▶ **Material provided**
* Begin *

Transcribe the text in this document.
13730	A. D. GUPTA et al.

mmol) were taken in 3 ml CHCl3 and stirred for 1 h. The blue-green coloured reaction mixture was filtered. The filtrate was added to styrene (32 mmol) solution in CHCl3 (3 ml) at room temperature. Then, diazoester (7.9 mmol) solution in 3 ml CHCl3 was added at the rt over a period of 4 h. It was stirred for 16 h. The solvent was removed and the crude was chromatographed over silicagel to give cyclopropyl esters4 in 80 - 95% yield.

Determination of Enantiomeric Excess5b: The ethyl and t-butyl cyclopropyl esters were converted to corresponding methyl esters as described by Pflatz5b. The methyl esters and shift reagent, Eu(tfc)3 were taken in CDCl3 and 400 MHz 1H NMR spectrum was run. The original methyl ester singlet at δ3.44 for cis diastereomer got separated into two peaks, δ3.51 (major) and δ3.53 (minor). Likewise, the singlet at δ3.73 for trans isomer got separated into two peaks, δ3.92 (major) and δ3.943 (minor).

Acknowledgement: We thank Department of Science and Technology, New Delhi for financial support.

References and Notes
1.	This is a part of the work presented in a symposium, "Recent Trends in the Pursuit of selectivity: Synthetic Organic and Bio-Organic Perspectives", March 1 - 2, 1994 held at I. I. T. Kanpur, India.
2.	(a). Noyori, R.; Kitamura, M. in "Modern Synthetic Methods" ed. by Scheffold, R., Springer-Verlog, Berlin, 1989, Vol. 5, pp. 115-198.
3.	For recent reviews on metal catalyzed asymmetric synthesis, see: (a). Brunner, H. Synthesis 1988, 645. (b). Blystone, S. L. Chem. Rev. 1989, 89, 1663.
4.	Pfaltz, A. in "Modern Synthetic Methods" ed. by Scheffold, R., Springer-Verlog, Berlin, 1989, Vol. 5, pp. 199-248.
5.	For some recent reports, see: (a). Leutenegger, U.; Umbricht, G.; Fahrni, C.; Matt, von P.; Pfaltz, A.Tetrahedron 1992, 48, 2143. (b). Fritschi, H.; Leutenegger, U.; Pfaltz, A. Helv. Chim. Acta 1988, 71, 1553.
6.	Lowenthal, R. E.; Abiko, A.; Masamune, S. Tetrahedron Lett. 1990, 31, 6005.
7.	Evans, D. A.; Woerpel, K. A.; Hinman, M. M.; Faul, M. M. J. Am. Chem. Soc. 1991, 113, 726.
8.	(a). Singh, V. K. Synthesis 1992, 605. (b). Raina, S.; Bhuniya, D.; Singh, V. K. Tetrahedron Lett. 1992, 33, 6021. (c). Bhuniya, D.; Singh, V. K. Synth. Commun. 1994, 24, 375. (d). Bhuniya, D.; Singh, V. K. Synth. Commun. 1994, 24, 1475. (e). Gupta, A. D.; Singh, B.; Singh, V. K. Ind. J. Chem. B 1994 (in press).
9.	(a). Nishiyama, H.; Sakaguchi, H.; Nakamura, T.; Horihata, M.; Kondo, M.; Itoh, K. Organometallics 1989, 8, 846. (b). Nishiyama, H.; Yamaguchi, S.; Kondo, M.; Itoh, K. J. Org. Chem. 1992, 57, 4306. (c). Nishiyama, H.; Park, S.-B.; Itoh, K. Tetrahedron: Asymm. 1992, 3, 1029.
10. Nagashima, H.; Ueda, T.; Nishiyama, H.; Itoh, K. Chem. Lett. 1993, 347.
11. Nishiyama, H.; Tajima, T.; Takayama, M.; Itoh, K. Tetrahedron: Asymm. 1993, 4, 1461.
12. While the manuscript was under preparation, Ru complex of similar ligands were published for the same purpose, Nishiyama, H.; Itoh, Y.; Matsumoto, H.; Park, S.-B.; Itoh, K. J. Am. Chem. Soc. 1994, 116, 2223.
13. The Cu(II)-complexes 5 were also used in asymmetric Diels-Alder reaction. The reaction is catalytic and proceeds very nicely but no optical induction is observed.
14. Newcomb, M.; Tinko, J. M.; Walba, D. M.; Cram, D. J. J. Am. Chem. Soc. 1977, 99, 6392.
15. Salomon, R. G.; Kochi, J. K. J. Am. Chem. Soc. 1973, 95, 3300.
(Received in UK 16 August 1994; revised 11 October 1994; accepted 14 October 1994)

* End *

▶ **Problem requirements**
Look through the entries and find each line that has the string "Modern". Copy those lines.

▶ **Full answer**
2.	(a). Noyori, R.; Kitamura, M. in "Modern Synthetic Methods" ed. by Scheffold, R., Springer-Verlog, Berlin, 1989, Vol. 5, pp. 115-198.
4.	Pfaltz, A. in "Modern Synthetic Methods" ed. by Scheffold, R., Springer-Verlog, Berlin, 1989, Vol. 5, pp. 199-248.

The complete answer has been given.